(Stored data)
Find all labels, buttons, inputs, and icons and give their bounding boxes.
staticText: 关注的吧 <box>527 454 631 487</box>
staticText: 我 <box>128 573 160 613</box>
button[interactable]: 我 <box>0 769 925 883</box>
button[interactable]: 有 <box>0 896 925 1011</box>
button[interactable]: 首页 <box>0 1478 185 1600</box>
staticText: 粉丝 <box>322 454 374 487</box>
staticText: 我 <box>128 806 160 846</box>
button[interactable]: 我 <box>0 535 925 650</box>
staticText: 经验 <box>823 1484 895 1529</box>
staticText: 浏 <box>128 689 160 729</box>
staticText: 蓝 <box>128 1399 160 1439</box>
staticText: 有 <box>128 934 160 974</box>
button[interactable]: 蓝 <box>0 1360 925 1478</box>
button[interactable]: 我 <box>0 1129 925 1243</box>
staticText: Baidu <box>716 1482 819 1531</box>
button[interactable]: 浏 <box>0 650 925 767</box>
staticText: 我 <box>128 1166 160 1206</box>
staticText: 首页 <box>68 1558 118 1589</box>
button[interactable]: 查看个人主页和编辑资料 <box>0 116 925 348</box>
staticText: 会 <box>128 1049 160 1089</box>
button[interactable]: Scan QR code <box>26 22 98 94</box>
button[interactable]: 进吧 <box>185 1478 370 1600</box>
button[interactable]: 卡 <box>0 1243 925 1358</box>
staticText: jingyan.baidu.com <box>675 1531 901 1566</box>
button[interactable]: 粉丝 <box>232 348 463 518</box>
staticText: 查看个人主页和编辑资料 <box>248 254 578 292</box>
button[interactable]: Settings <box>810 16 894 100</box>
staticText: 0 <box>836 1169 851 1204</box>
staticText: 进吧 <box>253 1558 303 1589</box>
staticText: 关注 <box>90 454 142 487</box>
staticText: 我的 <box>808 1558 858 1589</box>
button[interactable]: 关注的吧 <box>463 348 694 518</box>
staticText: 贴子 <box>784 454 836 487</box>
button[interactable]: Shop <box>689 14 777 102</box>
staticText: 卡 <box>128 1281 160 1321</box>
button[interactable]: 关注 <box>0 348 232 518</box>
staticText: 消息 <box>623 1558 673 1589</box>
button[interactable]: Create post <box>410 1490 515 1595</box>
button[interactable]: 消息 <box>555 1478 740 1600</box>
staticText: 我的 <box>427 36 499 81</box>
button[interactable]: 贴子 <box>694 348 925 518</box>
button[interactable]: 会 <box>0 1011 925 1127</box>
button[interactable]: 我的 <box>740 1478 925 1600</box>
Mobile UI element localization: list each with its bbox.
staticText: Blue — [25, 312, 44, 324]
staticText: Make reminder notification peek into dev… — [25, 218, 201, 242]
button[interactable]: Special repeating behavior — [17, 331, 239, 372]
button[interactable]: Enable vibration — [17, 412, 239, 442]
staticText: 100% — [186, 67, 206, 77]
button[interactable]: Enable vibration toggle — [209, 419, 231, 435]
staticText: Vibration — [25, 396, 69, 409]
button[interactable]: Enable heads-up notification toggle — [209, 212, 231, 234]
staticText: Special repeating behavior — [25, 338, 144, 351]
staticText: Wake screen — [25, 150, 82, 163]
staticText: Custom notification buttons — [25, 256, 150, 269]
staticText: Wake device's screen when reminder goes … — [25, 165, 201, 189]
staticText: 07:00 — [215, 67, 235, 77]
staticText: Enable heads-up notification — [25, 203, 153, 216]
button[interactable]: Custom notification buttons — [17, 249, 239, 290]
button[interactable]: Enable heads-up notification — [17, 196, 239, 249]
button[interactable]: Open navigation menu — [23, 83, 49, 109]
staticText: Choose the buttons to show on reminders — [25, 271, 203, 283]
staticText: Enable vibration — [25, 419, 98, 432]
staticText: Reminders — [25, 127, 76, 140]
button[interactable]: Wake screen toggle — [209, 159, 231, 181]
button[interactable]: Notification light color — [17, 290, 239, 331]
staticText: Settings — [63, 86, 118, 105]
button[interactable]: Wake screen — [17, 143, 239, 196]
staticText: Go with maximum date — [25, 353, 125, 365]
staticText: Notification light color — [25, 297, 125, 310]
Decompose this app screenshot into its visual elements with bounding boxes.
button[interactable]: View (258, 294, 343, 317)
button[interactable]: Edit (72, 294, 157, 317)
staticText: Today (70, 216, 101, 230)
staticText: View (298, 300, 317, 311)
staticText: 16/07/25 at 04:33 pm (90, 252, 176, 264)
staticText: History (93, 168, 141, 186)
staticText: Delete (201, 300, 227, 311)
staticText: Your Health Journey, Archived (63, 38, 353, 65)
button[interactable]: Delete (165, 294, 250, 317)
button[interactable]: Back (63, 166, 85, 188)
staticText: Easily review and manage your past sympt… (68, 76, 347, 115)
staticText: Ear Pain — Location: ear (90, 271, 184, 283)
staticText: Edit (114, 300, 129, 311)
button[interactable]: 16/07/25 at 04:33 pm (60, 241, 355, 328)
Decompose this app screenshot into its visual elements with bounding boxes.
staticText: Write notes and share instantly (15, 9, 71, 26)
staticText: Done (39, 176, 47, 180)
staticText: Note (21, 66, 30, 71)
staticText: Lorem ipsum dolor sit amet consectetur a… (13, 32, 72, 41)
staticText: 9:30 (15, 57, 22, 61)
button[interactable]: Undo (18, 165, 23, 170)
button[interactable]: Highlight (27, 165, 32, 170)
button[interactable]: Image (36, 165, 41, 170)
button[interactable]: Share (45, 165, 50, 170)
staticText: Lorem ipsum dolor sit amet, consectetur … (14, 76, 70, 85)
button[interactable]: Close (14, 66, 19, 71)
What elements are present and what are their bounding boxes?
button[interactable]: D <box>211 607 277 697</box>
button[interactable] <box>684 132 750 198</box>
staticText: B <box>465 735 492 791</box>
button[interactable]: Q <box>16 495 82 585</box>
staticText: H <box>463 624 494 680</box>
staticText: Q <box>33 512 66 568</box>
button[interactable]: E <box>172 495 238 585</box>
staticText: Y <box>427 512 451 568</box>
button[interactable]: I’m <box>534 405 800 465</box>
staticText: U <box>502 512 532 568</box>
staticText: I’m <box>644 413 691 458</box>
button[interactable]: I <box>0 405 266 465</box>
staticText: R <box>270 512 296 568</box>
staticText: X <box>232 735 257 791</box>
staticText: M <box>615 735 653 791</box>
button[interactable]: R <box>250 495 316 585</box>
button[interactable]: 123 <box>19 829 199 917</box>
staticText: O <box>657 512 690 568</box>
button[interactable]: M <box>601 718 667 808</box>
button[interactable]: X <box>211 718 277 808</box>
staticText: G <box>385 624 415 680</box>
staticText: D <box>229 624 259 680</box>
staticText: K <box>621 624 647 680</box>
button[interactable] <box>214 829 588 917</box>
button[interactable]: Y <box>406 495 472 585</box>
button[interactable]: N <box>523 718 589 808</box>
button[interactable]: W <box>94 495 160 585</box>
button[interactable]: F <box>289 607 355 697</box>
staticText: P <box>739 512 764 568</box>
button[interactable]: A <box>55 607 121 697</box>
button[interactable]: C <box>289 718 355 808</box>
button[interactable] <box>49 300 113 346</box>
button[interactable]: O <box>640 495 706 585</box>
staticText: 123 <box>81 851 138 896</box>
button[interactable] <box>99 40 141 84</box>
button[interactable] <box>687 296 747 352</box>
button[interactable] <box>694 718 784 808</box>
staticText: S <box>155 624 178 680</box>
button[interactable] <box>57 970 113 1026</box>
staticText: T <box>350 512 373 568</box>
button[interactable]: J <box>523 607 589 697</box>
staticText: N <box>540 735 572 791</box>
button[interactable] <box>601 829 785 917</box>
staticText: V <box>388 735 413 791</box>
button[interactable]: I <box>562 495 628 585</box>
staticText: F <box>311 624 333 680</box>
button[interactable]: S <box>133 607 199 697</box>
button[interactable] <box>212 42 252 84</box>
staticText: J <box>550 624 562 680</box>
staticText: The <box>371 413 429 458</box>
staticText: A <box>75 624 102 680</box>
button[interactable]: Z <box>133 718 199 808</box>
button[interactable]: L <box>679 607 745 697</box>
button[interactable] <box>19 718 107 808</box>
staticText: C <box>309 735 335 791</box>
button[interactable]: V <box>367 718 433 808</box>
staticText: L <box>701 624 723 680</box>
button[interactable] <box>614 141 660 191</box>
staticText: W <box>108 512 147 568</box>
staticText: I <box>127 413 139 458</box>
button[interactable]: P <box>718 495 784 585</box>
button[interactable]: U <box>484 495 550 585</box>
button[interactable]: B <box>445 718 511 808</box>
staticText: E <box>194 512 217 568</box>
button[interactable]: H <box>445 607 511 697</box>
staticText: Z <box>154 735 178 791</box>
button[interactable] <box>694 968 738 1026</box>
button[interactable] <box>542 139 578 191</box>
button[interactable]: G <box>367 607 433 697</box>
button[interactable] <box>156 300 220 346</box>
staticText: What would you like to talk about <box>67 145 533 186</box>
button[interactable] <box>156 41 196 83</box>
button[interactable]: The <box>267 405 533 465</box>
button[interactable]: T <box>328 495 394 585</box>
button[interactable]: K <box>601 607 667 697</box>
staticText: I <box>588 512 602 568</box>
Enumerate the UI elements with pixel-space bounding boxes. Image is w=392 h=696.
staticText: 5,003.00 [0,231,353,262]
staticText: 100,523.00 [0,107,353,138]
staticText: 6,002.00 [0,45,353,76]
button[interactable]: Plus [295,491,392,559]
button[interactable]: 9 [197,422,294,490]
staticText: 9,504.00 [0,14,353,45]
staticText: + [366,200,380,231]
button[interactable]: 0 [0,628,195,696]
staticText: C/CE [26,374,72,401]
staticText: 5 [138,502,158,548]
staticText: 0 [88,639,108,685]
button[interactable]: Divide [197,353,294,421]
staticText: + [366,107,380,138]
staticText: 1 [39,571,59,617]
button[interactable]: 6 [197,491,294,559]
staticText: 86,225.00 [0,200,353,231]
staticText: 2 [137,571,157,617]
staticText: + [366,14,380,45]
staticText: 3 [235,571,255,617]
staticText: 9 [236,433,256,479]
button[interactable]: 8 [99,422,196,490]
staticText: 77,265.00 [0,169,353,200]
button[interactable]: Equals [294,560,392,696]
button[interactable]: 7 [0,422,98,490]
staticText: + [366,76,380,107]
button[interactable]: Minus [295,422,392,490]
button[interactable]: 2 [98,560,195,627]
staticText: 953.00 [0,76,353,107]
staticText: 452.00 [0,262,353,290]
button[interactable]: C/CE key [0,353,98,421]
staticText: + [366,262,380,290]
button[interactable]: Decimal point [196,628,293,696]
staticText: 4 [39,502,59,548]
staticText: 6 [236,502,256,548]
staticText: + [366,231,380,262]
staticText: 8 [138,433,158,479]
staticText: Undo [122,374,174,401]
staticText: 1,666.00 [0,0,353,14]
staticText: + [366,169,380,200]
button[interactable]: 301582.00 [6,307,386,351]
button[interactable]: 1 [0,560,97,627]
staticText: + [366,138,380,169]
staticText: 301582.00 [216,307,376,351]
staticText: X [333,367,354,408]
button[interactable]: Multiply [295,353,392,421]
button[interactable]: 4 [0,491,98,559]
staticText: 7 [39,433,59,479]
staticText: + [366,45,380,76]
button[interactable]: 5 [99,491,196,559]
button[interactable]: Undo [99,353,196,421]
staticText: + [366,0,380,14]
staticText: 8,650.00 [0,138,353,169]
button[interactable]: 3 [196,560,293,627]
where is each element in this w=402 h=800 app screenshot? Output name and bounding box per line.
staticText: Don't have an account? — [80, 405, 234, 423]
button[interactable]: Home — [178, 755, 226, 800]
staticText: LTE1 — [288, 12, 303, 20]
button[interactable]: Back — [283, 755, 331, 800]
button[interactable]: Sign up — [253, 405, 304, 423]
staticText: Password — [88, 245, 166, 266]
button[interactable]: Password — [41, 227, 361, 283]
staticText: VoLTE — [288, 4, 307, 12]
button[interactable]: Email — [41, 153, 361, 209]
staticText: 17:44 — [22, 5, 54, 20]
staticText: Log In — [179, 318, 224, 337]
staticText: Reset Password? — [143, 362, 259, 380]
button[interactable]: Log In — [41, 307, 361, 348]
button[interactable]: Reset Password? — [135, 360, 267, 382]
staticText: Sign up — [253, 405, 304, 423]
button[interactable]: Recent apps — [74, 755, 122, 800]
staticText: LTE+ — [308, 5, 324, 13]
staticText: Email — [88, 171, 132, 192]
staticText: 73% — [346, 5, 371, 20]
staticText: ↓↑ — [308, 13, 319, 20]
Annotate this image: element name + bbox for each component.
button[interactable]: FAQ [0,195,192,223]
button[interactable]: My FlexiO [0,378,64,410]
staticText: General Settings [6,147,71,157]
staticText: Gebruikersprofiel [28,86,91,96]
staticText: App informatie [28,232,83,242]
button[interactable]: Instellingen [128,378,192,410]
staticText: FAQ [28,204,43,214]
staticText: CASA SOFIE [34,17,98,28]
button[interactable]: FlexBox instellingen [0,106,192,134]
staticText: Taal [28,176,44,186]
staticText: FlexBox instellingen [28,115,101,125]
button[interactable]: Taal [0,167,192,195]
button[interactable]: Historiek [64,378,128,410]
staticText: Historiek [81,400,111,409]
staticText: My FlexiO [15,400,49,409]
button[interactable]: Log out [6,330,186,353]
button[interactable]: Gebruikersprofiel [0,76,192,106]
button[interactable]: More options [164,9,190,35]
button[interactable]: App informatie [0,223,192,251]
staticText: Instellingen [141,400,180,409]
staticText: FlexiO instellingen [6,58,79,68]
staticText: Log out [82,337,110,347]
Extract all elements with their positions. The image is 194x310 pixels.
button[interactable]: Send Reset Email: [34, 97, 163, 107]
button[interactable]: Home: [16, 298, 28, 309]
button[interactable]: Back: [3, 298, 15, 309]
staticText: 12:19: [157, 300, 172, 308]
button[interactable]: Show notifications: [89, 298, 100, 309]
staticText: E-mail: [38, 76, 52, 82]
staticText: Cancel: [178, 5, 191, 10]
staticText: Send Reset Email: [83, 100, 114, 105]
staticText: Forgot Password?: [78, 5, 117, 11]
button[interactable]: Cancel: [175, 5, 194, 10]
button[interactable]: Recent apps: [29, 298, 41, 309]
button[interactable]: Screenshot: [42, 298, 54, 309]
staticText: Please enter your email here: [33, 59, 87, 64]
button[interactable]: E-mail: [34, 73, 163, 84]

# [TASK TO CARRY OUT]
Reproduce verbatim the lines of the stored data, beginning at the first line and ending at the line containing "staticText: 我 <box>128 806 160 846</box>", with both ends included.

# [FULL ANSWER]
Find all labels, buttons, inputs, and icons and give their bounding boxes.
staticText: 关注的吧 <box>527 454 631 487</box>
staticText: 我 <box>128 573 160 613</box>
button[interactable]: 我 <box>0 769 925 883</box>
button[interactable]: 有 <box>0 896 925 1011</box>
button[interactable]: 首页 <box>0 1478 185 1600</box>
staticText: 粉丝 <box>322 454 374 487</box>
staticText: 我 <box>128 806 160 846</box>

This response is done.